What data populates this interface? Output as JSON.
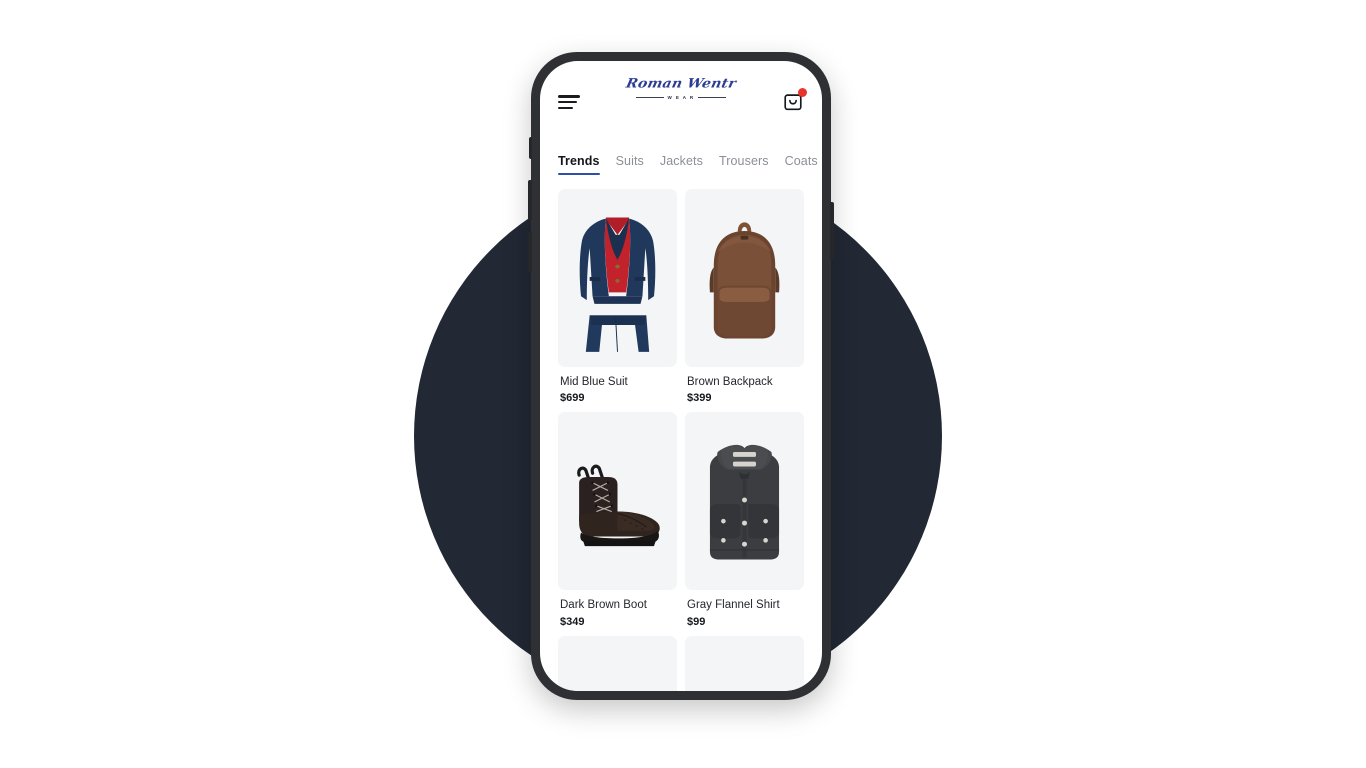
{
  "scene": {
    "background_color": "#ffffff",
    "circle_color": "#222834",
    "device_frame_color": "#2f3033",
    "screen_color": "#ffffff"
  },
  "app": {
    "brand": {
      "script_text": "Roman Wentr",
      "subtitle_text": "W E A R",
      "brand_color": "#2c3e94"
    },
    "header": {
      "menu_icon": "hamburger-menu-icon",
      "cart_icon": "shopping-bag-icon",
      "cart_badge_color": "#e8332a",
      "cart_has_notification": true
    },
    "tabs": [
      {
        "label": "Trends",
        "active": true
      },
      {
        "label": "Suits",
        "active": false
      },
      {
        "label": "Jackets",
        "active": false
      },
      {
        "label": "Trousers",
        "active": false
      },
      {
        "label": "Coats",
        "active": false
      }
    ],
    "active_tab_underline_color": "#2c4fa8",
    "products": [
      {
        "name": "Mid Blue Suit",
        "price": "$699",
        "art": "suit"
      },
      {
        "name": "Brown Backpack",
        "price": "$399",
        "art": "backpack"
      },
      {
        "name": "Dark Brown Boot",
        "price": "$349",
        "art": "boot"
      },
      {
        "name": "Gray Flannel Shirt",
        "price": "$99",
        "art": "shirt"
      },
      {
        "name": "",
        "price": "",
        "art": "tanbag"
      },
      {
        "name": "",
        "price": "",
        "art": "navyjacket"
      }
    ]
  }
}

======

— What you have to do —
Transcribe the full listing character for character. Pictures are excluded.

— Result of the task —
What data populates this interface? Output as JSON.
{
  "scene": {
    "background_color": "#ffffff",
    "circle_color": "#222834",
    "device_frame_color": "#2f3033",
    "screen_color": "#ffffff"
  },
  "app": {
    "brand": {
      "script_text": "Roman Wentr",
      "subtitle_text": "W E A R",
      "brand_color": "#2c3e94"
    },
    "header": {
      "menu_icon": "hamburger-menu-icon",
      "cart_icon": "shopping-bag-icon",
      "cart_badge_color": "#e8332a",
      "cart_has_notification": true
    },
    "tabs": [
      {
        "label": "Trends",
        "active": true
      },
      {
        "label": "Suits",
        "active": false
      },
      {
        "label": "Jackets",
        "active": false
      },
      {
        "label": "Trousers",
        "active": false
      },
      {
        "label": "Coats",
        "active": false
      }
    ],
    "active_tab_underline_color": "#2c4fa8",
    "products": [
      {
        "name": "Mid Blue Suit",
        "price": "$699",
        "art": "suit"
      },
      {
        "name": "Brown Backpack",
        "price": "$399",
        "art": "backpack"
      },
      {
        "name": "Dark Brown Boot",
        "price": "$349",
        "art": "boot"
      },
      {
        "name": "Gray Flannel Shirt",
        "price": "$99",
        "art": "shirt"
      },
      {
        "name": "",
        "price": "",
        "art": "tanbag"
      },
      {
        "name": "",
        "price": "",
        "art": "navyjacket"
      }
    ]
  }
}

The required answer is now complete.